> [Requirement a]: Can you return the pattern formation passage below word for word, in full?
### Extract ###
Subsequently, the multiple particles 10 are removed as shown in FIG. 12E. For example, processing using a gas including a fluorocarbon (e.g., CF₄) is performed by RIE, etc. Thereby, the multiple particles 10 are removed. At this time, a portion of the substrate 20s (the silicon) may be removed.

Subsequently, a second base body patterning process (step S150 of FIG. 11) is implemented. For example, in the second base body patterning process as shown in FIG. 12F, the remaining portion of the structure member 20b is removed after the first base body patterning process. For example, processing using a gas including oxygen is performed.

By such a process, an uneven configuration that corresponds to the multiple particles 10 can be formed in the substrate 20s.

For example, the pattern formation method according to the embodiment is applicable to the manufacturing of a memory device such as a semiconductor memory device, etc. For example, the pattern formation method according to the embodiment is applicable to the formation of via electrodes, interconnects, etc. The pattern formation method according to the embodiment is applicable to the pattern formation of a nanoimprint mold, etc.

The embodiments may include the following configurations.

(Configuration 1)

A structure body, comprising:

a plurality of particles separated from each other, each of the plurality of particles including a first polymer provided at an outer surface of the each of the plurality of particles; and

a base body including a surface having a protrusion and a recess, the base body including a second polymer provided at the surface, the second polymer being different from the first polymer,

the plurality of particles being supported by the protrusion, and the plurality of particles being separated from the recess.

(Configuration 2)
### Supplied material ###
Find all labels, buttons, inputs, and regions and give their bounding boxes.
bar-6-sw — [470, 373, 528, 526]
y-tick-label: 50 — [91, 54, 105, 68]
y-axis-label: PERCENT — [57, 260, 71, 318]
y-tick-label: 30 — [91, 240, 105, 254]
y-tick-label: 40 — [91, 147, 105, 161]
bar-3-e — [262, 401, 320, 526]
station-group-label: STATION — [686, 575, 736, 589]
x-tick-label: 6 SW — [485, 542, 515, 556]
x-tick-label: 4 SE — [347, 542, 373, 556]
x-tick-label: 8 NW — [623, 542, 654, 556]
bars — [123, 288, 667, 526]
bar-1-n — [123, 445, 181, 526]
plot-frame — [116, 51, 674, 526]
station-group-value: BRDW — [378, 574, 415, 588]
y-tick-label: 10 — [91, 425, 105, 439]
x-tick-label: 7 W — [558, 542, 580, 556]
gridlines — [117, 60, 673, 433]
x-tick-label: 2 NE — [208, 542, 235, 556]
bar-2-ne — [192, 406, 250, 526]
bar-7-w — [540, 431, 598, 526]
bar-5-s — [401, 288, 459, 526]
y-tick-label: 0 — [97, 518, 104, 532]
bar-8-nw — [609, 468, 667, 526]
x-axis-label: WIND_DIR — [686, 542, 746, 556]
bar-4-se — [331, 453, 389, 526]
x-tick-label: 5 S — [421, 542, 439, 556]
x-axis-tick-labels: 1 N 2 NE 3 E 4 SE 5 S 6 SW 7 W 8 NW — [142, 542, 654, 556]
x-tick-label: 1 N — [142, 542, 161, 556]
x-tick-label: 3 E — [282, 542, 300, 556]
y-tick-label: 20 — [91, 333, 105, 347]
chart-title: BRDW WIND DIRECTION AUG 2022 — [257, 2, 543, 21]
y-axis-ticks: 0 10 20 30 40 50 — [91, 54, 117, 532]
###
> [Requirement b]: Could you recast every line of the listing above as a Markdown table with the columns Row and Entry, numbering the lines in order and leaving out any blank ones?

> [Exercise output a]:
Subsequently, the multiple particles 10 are removed as shown in FIG. 12E. For example, processing using a gas including a fluorocarbon (e.g., CF₄) is performed by RIE, etc. Thereby, the multiple particles 10 are removed. At this time, a portion of the substrate 20s (the silicon) may be removed.

Subsequently, a second base body patterning process (step S150 of FIG. 11) is implemented. For example, in the second base body patterning process as shown in FIG. 12F, the remaining portion of the structure member 20b is removed after the first base body patterning process. For example, processing using a gas including oxygen is performed.

By such a process, an uneven configuration that corresponds to the multiple particles 10 can be formed in the substrate 20s.

For example, the pattern formation method according to the embodiment is applicable to the manufacturing of a memory device such as a semiconductor memory device, etc. For example, the pattern formation method according to the embodiment is applicable to the formation of via electrodes, interconnects, etc. The pattern formation method according to the embodiment is applicable to the pattern formation of a nanoimprint mold, etc.

The embodiments may include the following configurations.

(Configuration 1)

A structure body, comprising:

a plurality of particles separated from each other, each of the plurality of particles including a first polymer provided at an outer surface of the each of the plurality of particles; and

a base body including a surface having a protrusion and a recess, the base body including a second polymer provided at the surface, the second polymer being different from the first polymer,

the plurality of particles being supported by the protrusion, and the plurality of particles being separated from the recess.

(Configuration 2)

> [Exercise output b]:
| Row | Entry |
|---|---|
| 1 | Find all labels, buttons, inputs, and regions and give their bounding boxes. |
| 2 | bar-6-sw — [470, 373, 528, 526] |
| 3 | y-tick-label: 50 — [91, 54, 105, 68] |
| 4 | y-axis-label: PERCENT — [57, 260, 71, 318] |
| 5 | y-tick-label: 30 — [91, 240, 105, 254] |
| 6 | y-tick-label: 40 — [91, 147, 105, 161] |
| 7 | bar-3-e — [262, 401, 320, 526] |
| 8 | station-group-label: STATION — [686, 575, 736, 589] |
| 9 | x-tick-label: 6 SW — [485, 542, 515, 556] |
| 10 | x-tick-label: 4 SE — [347, 542, 373, 556] |
| 11 | x-tick-label: 8 NW — [623, 542, 654, 556] |
| 12 | bars — [123, 288, 667, 526] |
| 13 | bar-1-n — [123, 445, 181, 526] |
| 14 | plot-frame — [116, 51, 674, 526] |
| 15 | station-group-value: BRDW — [378, 574, 415, 588] |
| 16 | y-tick-label: 10 — [91, 425, 105, 439] |
| 17 | x-tick-label: 7 W — [558, 542, 580, 556] |
| 18 | gridlines — [117, 60, 673, 433] |
| 19 | x-tick-label: 2 NE — [208, 542, 235, 556] |
| 20 | bar-2-ne — [192, 406, 250, 526] |
| 21 | bar-7-w — [540, 431, 598, 526] |
| 22 | bar-5-s — [401, 288, 459, 526] |
| 23 | y-tick-label: 0 — [97, 518, 104, 532] |
| 24 | bar-8-nw — [609, 468, 667, 526] |
| 25 | x-axis-label: WIND_DIR — [686, 542, 746, 556] |
| 26 | bar-4-se — [331, 453, 389, 526] |
| 27 | x-tick-label: 5 S — [421, 542, 439, 556] |
| 28 | x-axis-tick-labels: 1 N 2 NE 3 E 4 SE 5 S 6 SW 7 W 8 NW — [142, 542, 654, 556] |
| 29 | x-tick-label: 1 N — [142, 542, 161, 556] |
| 30 | x-tick-label: 3 E — [282, 542, 300, 556] |
| 31 | y-tick-label: 20 — [91, 333, 105, 347] |
| 32 | chart-title: BRDW WIND DIRECTION AUG 2022 — [257, 2, 543, 21] |
| 33 | y-axis-ticks: 0 10 20 30 40 50 — [91, 54, 117, 532] |